▶ [Aim]
Give the count of lines holding the string "title" and nothing else.

= = = =

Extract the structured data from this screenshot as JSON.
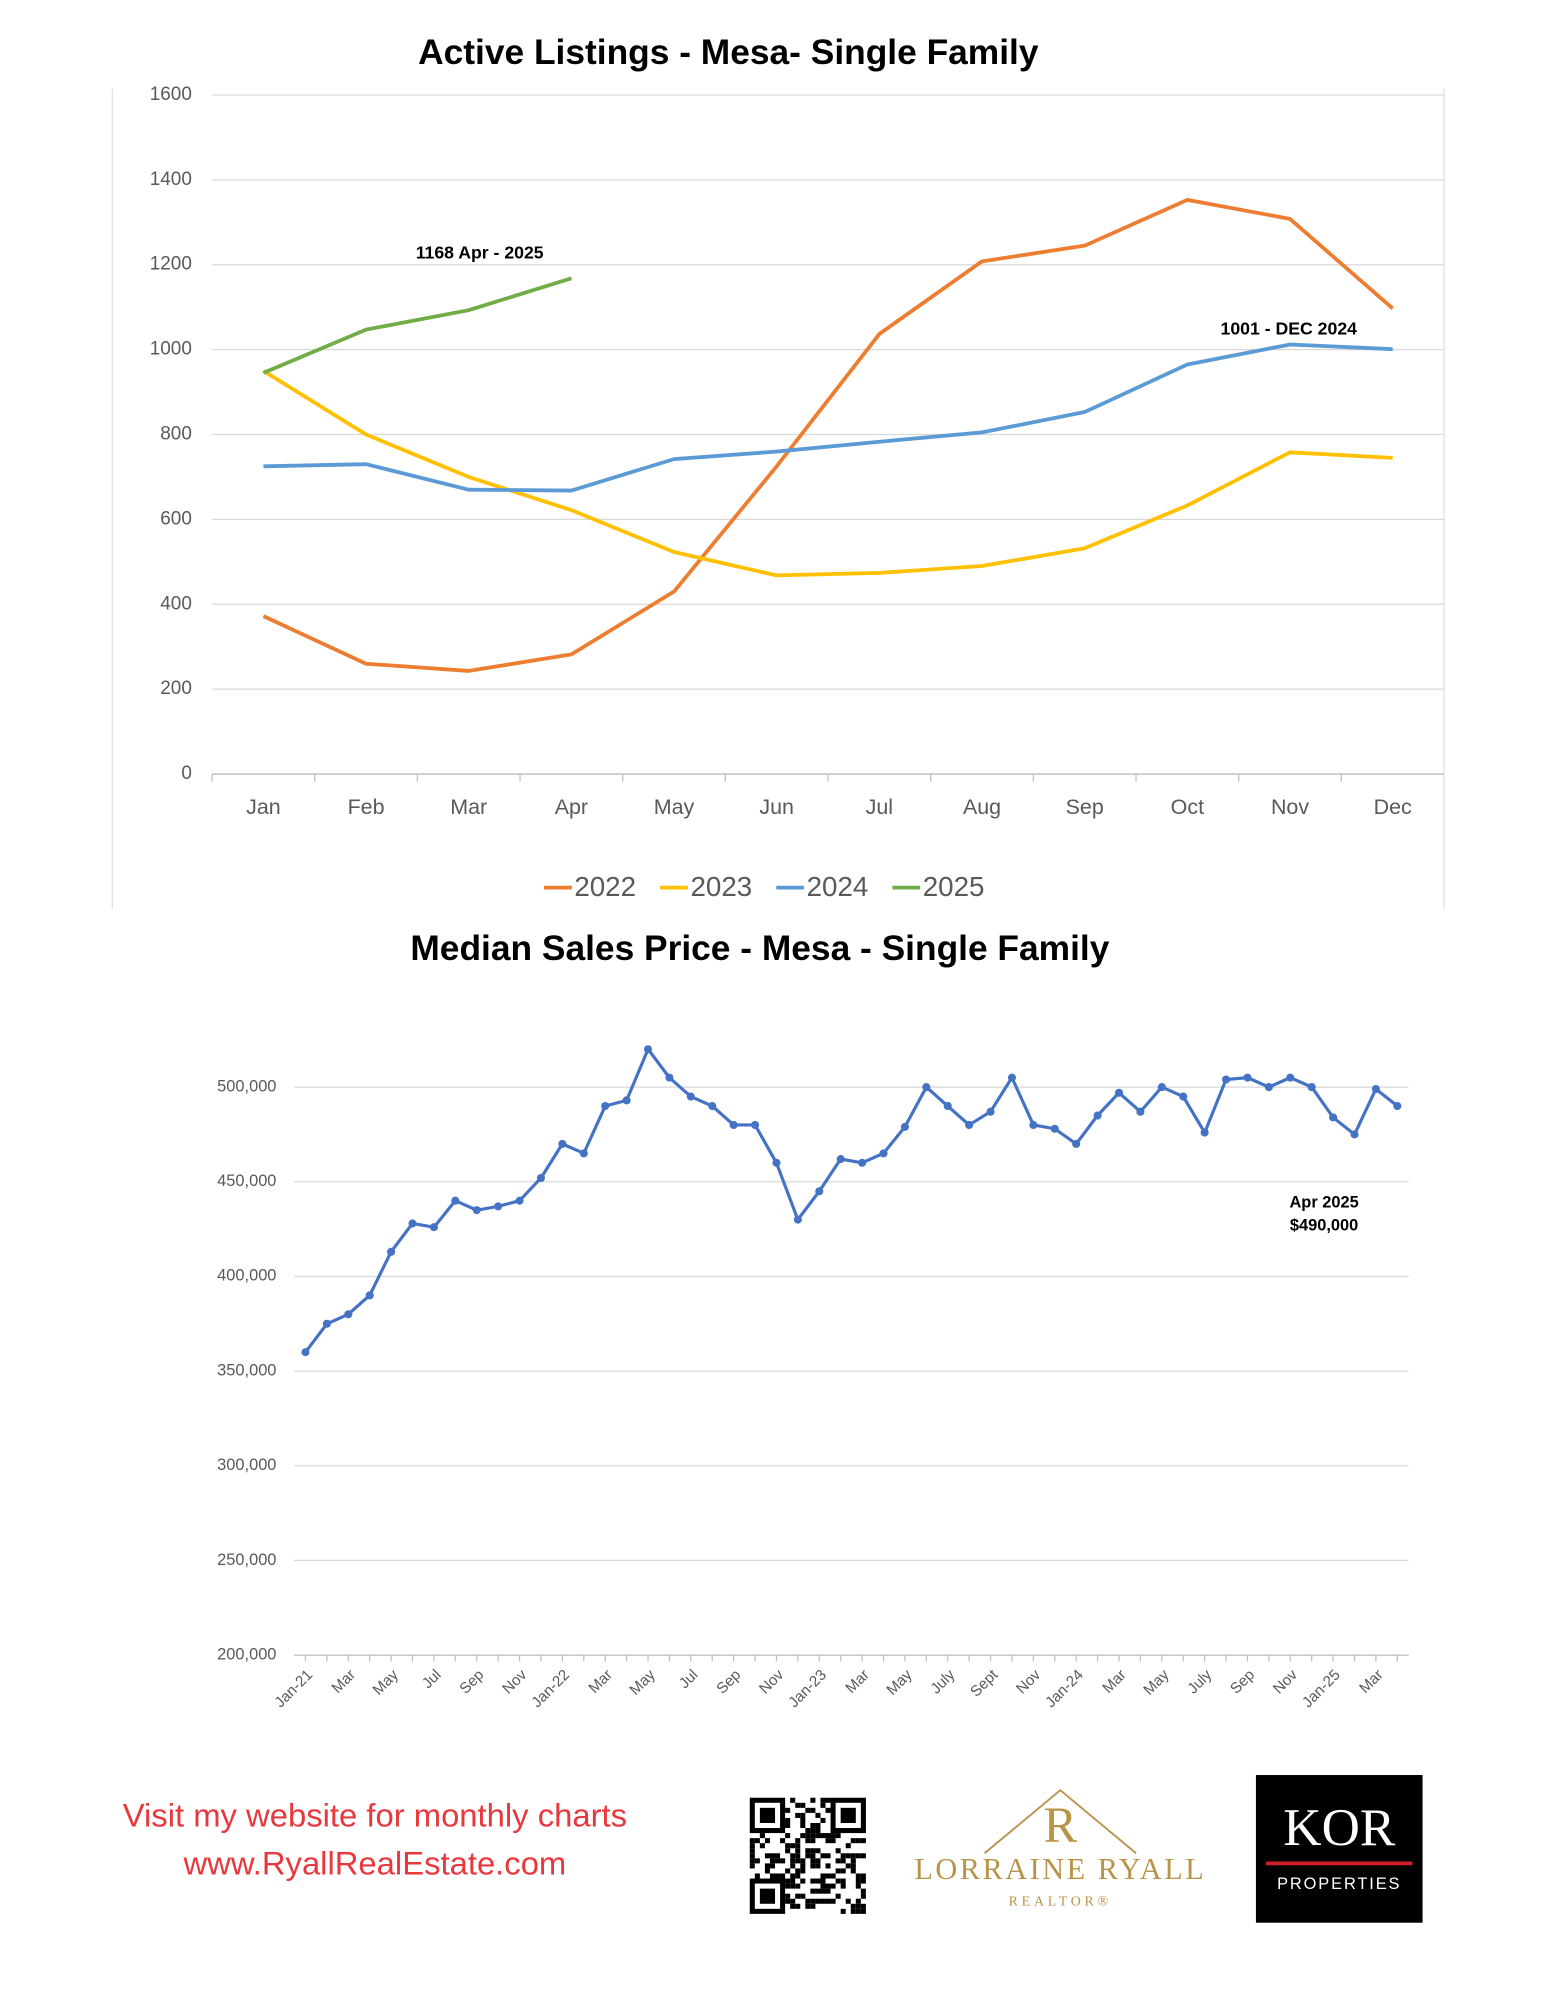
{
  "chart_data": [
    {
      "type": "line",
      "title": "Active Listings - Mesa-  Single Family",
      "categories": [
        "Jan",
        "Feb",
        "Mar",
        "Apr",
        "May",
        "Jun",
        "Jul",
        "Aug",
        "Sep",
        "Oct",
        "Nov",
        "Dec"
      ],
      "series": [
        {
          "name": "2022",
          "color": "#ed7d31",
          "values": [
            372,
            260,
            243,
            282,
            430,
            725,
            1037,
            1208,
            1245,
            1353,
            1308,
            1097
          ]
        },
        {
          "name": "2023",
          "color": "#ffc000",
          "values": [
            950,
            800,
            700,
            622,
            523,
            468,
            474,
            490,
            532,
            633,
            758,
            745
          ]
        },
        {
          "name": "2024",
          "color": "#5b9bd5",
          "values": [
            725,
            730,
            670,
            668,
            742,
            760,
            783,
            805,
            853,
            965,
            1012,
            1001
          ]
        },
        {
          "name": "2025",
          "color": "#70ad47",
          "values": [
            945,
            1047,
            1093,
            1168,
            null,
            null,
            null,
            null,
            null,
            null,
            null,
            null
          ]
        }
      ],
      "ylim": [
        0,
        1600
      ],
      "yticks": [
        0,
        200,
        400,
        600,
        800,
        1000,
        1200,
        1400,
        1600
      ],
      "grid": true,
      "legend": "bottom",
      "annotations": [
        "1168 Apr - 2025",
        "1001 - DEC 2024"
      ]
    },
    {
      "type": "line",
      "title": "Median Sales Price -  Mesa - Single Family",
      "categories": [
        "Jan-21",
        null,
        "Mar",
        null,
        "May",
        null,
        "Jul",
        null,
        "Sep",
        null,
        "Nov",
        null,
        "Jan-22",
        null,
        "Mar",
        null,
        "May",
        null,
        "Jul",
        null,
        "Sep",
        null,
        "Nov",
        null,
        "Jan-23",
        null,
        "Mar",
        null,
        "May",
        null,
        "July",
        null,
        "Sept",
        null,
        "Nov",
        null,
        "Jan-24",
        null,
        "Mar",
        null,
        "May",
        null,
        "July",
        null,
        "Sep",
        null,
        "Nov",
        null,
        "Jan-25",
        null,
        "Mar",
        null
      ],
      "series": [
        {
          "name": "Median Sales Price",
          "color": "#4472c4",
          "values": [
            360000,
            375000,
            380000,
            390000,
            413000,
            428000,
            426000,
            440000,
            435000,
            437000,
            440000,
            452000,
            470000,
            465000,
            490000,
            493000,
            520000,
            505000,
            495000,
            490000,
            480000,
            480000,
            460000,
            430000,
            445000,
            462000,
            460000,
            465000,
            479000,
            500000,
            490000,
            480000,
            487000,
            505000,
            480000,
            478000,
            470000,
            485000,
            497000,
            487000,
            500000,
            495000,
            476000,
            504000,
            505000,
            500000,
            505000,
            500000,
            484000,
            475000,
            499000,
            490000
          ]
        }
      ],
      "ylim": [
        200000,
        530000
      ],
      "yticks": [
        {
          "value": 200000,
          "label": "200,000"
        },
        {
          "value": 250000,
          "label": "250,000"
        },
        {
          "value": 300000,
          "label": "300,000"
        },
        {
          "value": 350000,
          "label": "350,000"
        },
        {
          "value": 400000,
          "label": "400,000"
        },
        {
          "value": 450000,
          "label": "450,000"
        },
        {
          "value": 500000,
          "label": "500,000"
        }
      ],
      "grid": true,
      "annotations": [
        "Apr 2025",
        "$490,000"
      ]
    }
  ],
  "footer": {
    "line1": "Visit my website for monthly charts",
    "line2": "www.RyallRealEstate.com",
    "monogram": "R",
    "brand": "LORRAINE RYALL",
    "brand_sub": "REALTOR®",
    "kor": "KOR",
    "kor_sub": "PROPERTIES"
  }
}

= = = =

▶ [Answer for this exercise]
2